* Task prompt: Write the records out again exactly, leaving no images in.

* Exercise input:
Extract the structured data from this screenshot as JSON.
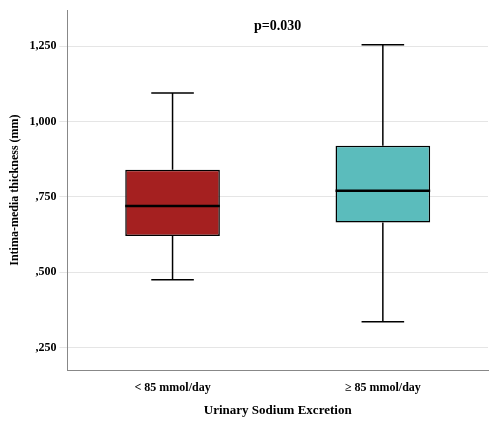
{
  "chart_data": {
    "type": "box",
    "xlabel": "Urinary Sodium Excretion",
    "ylabel": "Intima-media thickness (mm)",
    "annotation": "p=0.030",
    "categories": [
      "< 85 mmol/day",
      "≥ 85 mmol/day"
    ],
    "whisker_low": [
      0.475,
      0.335
    ],
    "q1": [
      0.62,
      0.665
    ],
    "median": [
      0.72,
      0.77
    ],
    "q3": [
      0.84,
      0.92
    ],
    "whisker_high": [
      1.095,
      1.255
    ],
    "colors": [
      "#A52020",
      "#5BBCBC"
    ],
    "ylim": [
      0.175,
      1.37
    ],
    "yticks": [
      {
        "value": 0.25,
        "label": ",250"
      },
      {
        "value": 0.5,
        "label": ",500"
      },
      {
        "value": 0.75,
        "label": ",750"
      },
      {
        "value": 1.0,
        "label": "1,000"
      },
      {
        "value": 1.25,
        "label": "1,250"
      }
    ],
    "grid": true
  }
}
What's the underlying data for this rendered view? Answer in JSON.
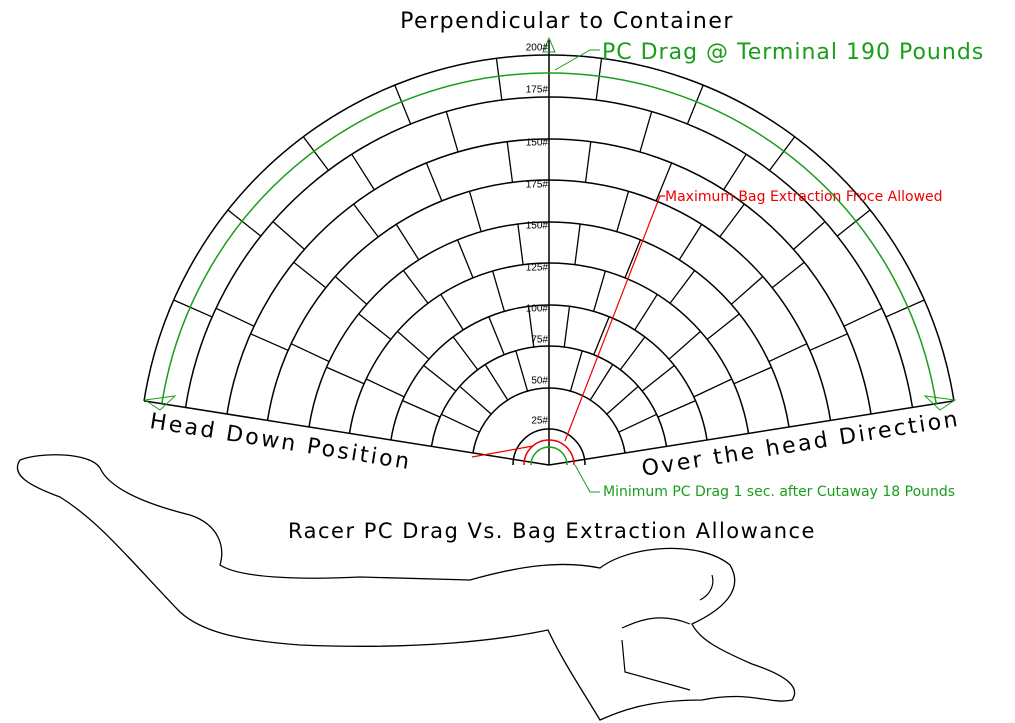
{
  "title": "Perpendicular to Container",
  "pc_drag_label": "PC Drag @ Terminal 190 Pounds",
  "max_bag_label": "Maximum Bag Extraction Froce Allowed",
  "ring_labels": [
    "200#",
    "175#",
    "150#",
    "175#",
    "150#",
    "125#",
    "100#",
    "75#",
    "50#",
    "25#"
  ],
  "left_label": "Head Down Position",
  "right_label": "Over the head Direction",
  "min_pc_label": "Minimum PC Drag 1 sec. after Cutaway 18 Pounds",
  "caption": "Racer PC Drag Vs. Bag Extraction Allowance"
}
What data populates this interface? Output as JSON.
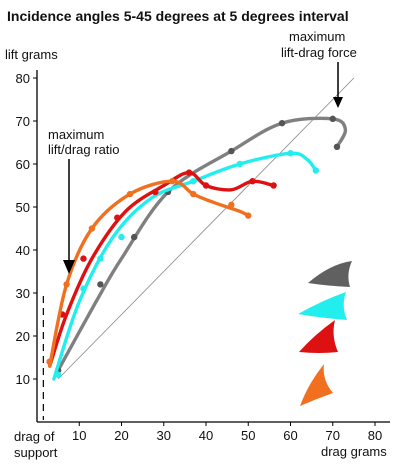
{
  "chart_data": {
    "type": "line",
    "title": "Incidence angles 5-45 degrees at 5 degrees interval",
    "ylabel": "lift grams",
    "xlabel": "drag grams",
    "xlim": [
      0,
      80
    ],
    "ylim": [
      0,
      85
    ],
    "x_ticks": [
      "10",
      "20",
      "30",
      "40",
      "50",
      "60",
      "70",
      "80"
    ],
    "y_ticks": [
      "10",
      "20",
      "30",
      "40",
      "50",
      "60",
      "70",
      "80"
    ],
    "annotations": {
      "max_lift_drag_force": [
        "maximum",
        "lift-drag force"
      ],
      "max_lift_drag_ratio": [
        "maximum",
        "lift/drag ratio"
      ],
      "drag_of_support": [
        "drag of",
        "support"
      ]
    },
    "drag_of_support_x": 1.5,
    "diagonal": [
      [
        5,
        10
      ],
      [
        75,
        80
      ]
    ],
    "series": [
      {
        "color": "#808080",
        "points": [
          [
            5,
            12
          ],
          [
            14,
            28
          ],
          [
            20,
            38
          ],
          [
            31,
            53.5
          ],
          [
            46,
            63
          ],
          [
            58,
            69.5
          ],
          [
            70,
            70.5
          ],
          [
            73,
            68
          ],
          [
            71,
            64
          ]
        ],
        "markers": [
          [
            5,
            12
          ],
          [
            15,
            32
          ],
          [
            23,
            43
          ],
          [
            31,
            53.5
          ],
          [
            46,
            63
          ],
          [
            58,
            69.5
          ],
          [
            70,
            70.5
          ],
          [
            71,
            64
          ]
        ]
      },
      {
        "color": "#22eeee",
        "points": [
          [
            4,
            10
          ],
          [
            10,
            28
          ],
          [
            18,
            43
          ],
          [
            27,
            52
          ],
          [
            37,
            56
          ],
          [
            48,
            60
          ],
          [
            60,
            62.5
          ],
          [
            64,
            61
          ],
          [
            66,
            58.5
          ]
        ],
        "markers": [
          [
            5,
            11
          ],
          [
            11,
            31
          ],
          [
            15,
            38
          ],
          [
            20,
            43
          ],
          [
            37,
            56
          ],
          [
            48,
            60
          ],
          [
            60,
            62.5
          ],
          [
            66,
            58.5
          ]
        ]
      },
      {
        "color": "#dd1111",
        "points": [
          [
            3,
            13
          ],
          [
            7,
            25
          ],
          [
            13,
            38
          ],
          [
            21,
            49
          ],
          [
            30,
            55
          ],
          [
            36,
            58
          ],
          [
            40,
            55
          ],
          [
            46,
            54
          ],
          [
            51,
            56
          ],
          [
            56,
            55
          ]
        ],
        "markers": [
          [
            3,
            14
          ],
          [
            6,
            25
          ],
          [
            11,
            38
          ],
          [
            19,
            47.5
          ],
          [
            28,
            53.5
          ],
          [
            36,
            58
          ],
          [
            40,
            55
          ],
          [
            51,
            56
          ],
          [
            56,
            55
          ]
        ]
      },
      {
        "color": "#f07020",
        "points": [
          [
            3,
            13
          ],
          [
            7,
            32
          ],
          [
            13,
            45
          ],
          [
            22,
            53
          ],
          [
            32,
            56
          ],
          [
            37,
            53
          ],
          [
            42,
            51
          ],
          [
            48,
            49
          ],
          [
            50,
            48
          ]
        ],
        "markers": [
          [
            3,
            14
          ],
          [
            7,
            32
          ],
          [
            13,
            45
          ],
          [
            22,
            53
          ],
          [
            32,
            56
          ],
          [
            37,
            53
          ],
          [
            46,
            50.5
          ],
          [
            50,
            48
          ]
        ]
      }
    ],
    "wing_icons": [
      "#606060",
      "#22eeee",
      "#dd1111",
      "#f07020"
    ]
  }
}
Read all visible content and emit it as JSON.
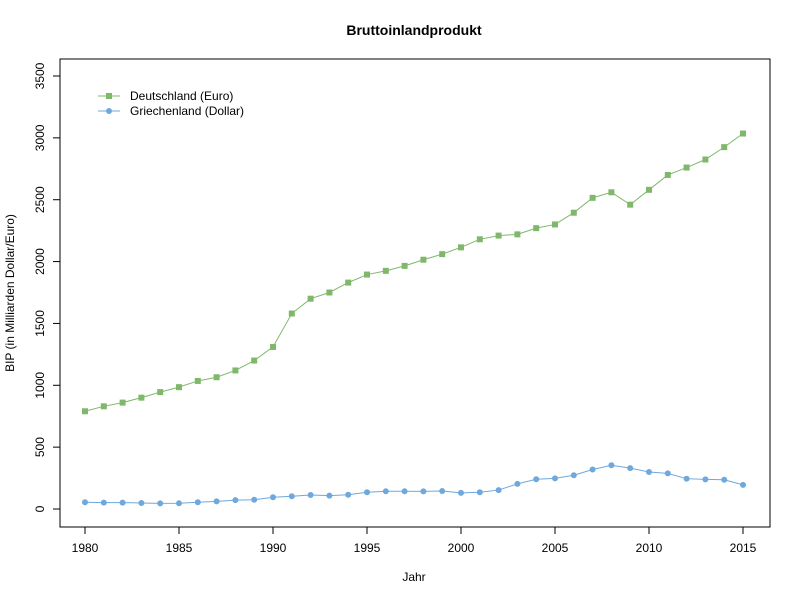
{
  "colors": {
    "series1": "#7fb86b",
    "series2": "#6fa8dc",
    "axis": "#000000",
    "frame": "#000000"
  },
  "chart_data": {
    "type": "line",
    "title": "Bruttoinlandprodukt",
    "xlabel": "Jahr",
    "ylabel": "BIP (in Milliarden Dollar/Euro)",
    "xlim": [
      1980,
      2015
    ],
    "ylim": [
      0,
      3500
    ],
    "xticks": [
      1980,
      1985,
      1990,
      1995,
      2000,
      2005,
      2010,
      2015
    ],
    "yticks": [
      0,
      500,
      1000,
      1500,
      2000,
      2500,
      3000,
      3500
    ],
    "grid": false,
    "legend_position": "top-left",
    "x": [
      1980,
      1981,
      1982,
      1983,
      1984,
      1985,
      1986,
      1987,
      1988,
      1989,
      1990,
      1991,
      1992,
      1993,
      1994,
      1995,
      1996,
      1997,
      1998,
      1999,
      2000,
      2001,
      2002,
      2003,
      2004,
      2005,
      2006,
      2007,
      2008,
      2009,
      2010,
      2011,
      2012,
      2013,
      2014,
      2015
    ],
    "series": [
      {
        "name": "Deutschland (Euro)",
        "marker": "square",
        "values": [
          790,
          830,
          860,
          900,
          945,
          985,
          1035,
          1065,
          1120,
          1200,
          1310,
          1580,
          1700,
          1750,
          1830,
          1895,
          1925,
          1965,
          2015,
          2060,
          2115,
          2180,
          2210,
          2220,
          2270,
          2300,
          2395,
          2515,
          2560,
          2460,
          2580,
          2700,
          2760,
          2825,
          2925,
          3035
        ]
      },
      {
        "name": "Griechenland (Dollar)",
        "marker": "circle",
        "values": [
          55,
          52,
          52,
          48,
          45,
          46,
          55,
          62,
          72,
          75,
          95,
          103,
          113,
          108,
          115,
          135,
          143,
          143,
          142,
          145,
          130,
          135,
          153,
          203,
          240,
          248,
          273,
          319,
          354,
          330,
          299,
          288,
          245,
          239,
          236,
          195
        ]
      }
    ]
  }
}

* Written answer:
Extract the structured data from this screenshot as JSON.
{
  "chart_data": {
    "type": "box",
    "xlabel": "Urinary Sodium Excretion",
    "ylabel": "Intima-media thickness (mm)",
    "annotation": "p=0.030",
    "categories": [
      "< 85 mmol/day",
      "≥ 85 mmol/day"
    ],
    "whisker_low": [
      0.475,
      0.335
    ],
    "q1": [
      0.62,
      0.665
    ],
    "median": [
      0.72,
      0.77
    ],
    "q3": [
      0.84,
      0.92
    ],
    "whisker_high": [
      1.095,
      1.255
    ],
    "colors": [
      "#A52020",
      "#5BBCBC"
    ],
    "ylim": [
      0.175,
      1.37
    ],
    "yticks": [
      {
        "value": 0.25,
        "label": ",250"
      },
      {
        "value": 0.5,
        "label": ",500"
      },
      {
        "value": 0.75,
        "label": ",750"
      },
      {
        "value": 1.0,
        "label": "1,000"
      },
      {
        "value": 1.25,
        "label": "1,250"
      }
    ],
    "grid": true
  }
}
What's the underlying data for this rendered view? Answer in JSON.
{
  "title": "Perpendicular to Container",
  "pc_drag_label": "PC Drag @ Terminal 190 Pounds",
  "max_bag_label": "Maximum Bag Extraction Froce Allowed",
  "ring_labels": [
    "200#",
    "175#",
    "150#",
    "175#",
    "150#",
    "125#",
    "100#",
    "75#",
    "50#",
    "25#"
  ],
  "left_label": "Head Down Position",
  "right_label": "Over the head Direction",
  "min_pc_label": "Minimum PC Drag 1 sec. after Cutaway 18 Pounds",
  "caption": "Racer PC Drag Vs. Bag Extraction Allowance"
}
What data populates this interface? Output as JSON.
{
  "chart_data": {
    "type": "line",
    "title": "Incidence angles 5-45 degrees at 5 degrees interval",
    "ylabel": "lift grams",
    "xlabel": "drag grams",
    "xlim": [
      0,
      80
    ],
    "ylim": [
      0,
      85
    ],
    "x_ticks": [
      "10",
      "20",
      "30",
      "40",
      "50",
      "60",
      "70",
      "80"
    ],
    "y_ticks": [
      "10",
      "20",
      "30",
      "40",
      "50",
      "60",
      "70",
      "80"
    ],
    "annotations": {
      "max_lift_drag_force": [
        "maximum",
        "lift-drag force"
      ],
      "max_lift_drag_ratio": [
        "maximum",
        "lift/drag ratio"
      ],
      "drag_of_support": [
        "drag of",
        "support"
      ]
    },
    "drag_of_support_x": 1.5,
    "diagonal": [
      [
        5,
        10
      ],
      [
        75,
        80
      ]
    ],
    "series": [
      {
        "color": "#808080",
        "points": [
          [
            5,
            12
          ],
          [
            14,
            28
          ],
          [
            20,
            38
          ],
          [
            31,
            53.5
          ],
          [
            46,
            63
          ],
          [
            58,
            69.5
          ],
          [
            70,
            70.5
          ],
          [
            73,
            68
          ],
          [
            71,
            64
          ]
        ],
        "markers": [
          [
            5,
            12
          ],
          [
            15,
            32
          ],
          [
            23,
            43
          ],
          [
            31,
            53.5
          ],
          [
            46,
            63
          ],
          [
            58,
            69.5
          ],
          [
            70,
            70.5
          ],
          [
            71,
            64
          ]
        ]
      },
      {
        "color": "#22eeee",
        "points": [
          [
            4,
            10
          ],
          [
            10,
            28
          ],
          [
            18,
            43
          ],
          [
            27,
            52
          ],
          [
            37,
            56
          ],
          [
            48,
            60
          ],
          [
            60,
            62.5
          ],
          [
            64,
            61
          ],
          [
            66,
            58.5
          ]
        ],
        "markers": [
          [
            5,
            11
          ],
          [
            11,
            31
          ],
          [
            15,
            38
          ],
          [
            20,
            43
          ],
          [
            37,
            56
          ],
          [
            48,
            60
          ],
          [
            60,
            62.5
          ],
          [
            66,
            58.5
          ]
        ]
      },
      {
        "color": "#dd1111",
        "points": [
          [
            3,
            13
          ],
          [
            7,
            25
          ],
          [
            13,
            38
          ],
          [
            21,
            49
          ],
          [
            30,
            55
          ],
          [
            36,
            58
          ],
          [
            40,
            55
          ],
          [
            46,
            54
          ],
          [
            51,
            56
          ],
          [
            56,
            55
          ]
        ],
        "markers": [
          [
            3,
            14
          ],
          [
            6,
            25
          ],
          [
            11,
            38
          ],
          [
            19,
            47.5
          ],
          [
            28,
            53.5
          ],
          [
            36,
            58
          ],
          [
            40,
            55
          ],
          [
            51,
            56
          ],
          [
            56,
            55
          ]
        ]
      },
      {
        "color": "#f07020",
        "points": [
          [
            3,
            13
          ],
          [
            7,
            32
          ],
          [
            13,
            45
          ],
          [
            22,
            53
          ],
          [
            32,
            56
          ],
          [
            37,
            53
          ],
          [
            42,
            51
          ],
          [
            48,
            49
          ],
          [
            50,
            48
          ]
        ],
        "markers": [
          [
            3,
            14
          ],
          [
            7,
            32
          ],
          [
            13,
            45
          ],
          [
            22,
            53
          ],
          [
            32,
            56
          ],
          [
            37,
            53
          ],
          [
            46,
            50.5
          ],
          [
            50,
            48
          ]
        ]
      }
    ],
    "wing_icons": [
      "#606060",
      "#22eeee",
      "#dd1111",
      "#f07020"
    ]
  }
}
Read all visible content and emit it as JSON.
{
  "colors": {
    "series1": "#7fb86b",
    "series2": "#6fa8dc",
    "axis": "#000000",
    "frame": "#000000"
  },
  "chart_data": {
    "type": "line",
    "title": "Bruttoinlandprodukt",
    "xlabel": "Jahr",
    "ylabel": "BIP (in Milliarden Dollar/Euro)",
    "xlim": [
      1980,
      2015
    ],
    "ylim": [
      0,
      3500
    ],
    "xticks": [
      1980,
      1985,
      1990,
      1995,
      2000,
      2005,
      2010,
      2015
    ],
    "yticks": [
      0,
      500,
      1000,
      1500,
      2000,
      2500,
      3000,
      3500
    ],
    "grid": false,
    "legend_position": "top-left",
    "x": [
      1980,
      1981,
      1982,
      1983,
      1984,
      1985,
      1986,
      1987,
      1988,
      1989,
      1990,
      1991,
      1992,
      1993,
      1994,
      1995,
      1996,
      1997,
      1998,
      1999,
      2000,
      2001,
      2002,
      2003,
      2004,
      2005,
      2006,
      2007,
      2008,
      2009,
      2010,
      2011,
      2012,
      2013,
      2014,
      2015
    ],
    "series": [
      {
        "name": "Deutschland (Euro)",
        "marker": "square",
        "values": [
          790,
          830,
          860,
          900,
          945,
          985,
          1035,
          1065,
          1120,
          1200,
          1310,
          1580,
          1700,
          1750,
          1830,
          1895,
          1925,
          1965,
          2015,
          2060,
          2115,
          2180,
          2210,
          2220,
          2270,
          2300,
          2395,
          2515,
          2560,
          2460,
          2580,
          2700,
          2760,
          2825,
          2925,
          3035
        ]
      },
      {
        "name": "Griechenland (Dollar)",
        "marker": "circle",
        "values": [
          55,
          52,
          52,
          48,
          45,
          46,
          55,
          62,
          72,
          75,
          95,
          103,
          113,
          108,
          115,
          135,
          143,
          143,
          142,
          145,
          130,
          135,
          153,
          203,
          240,
          248,
          273,
          319,
          354,
          330,
          299,
          288,
          245,
          239,
          236,
          195
        ]
      }
    ]
  }
}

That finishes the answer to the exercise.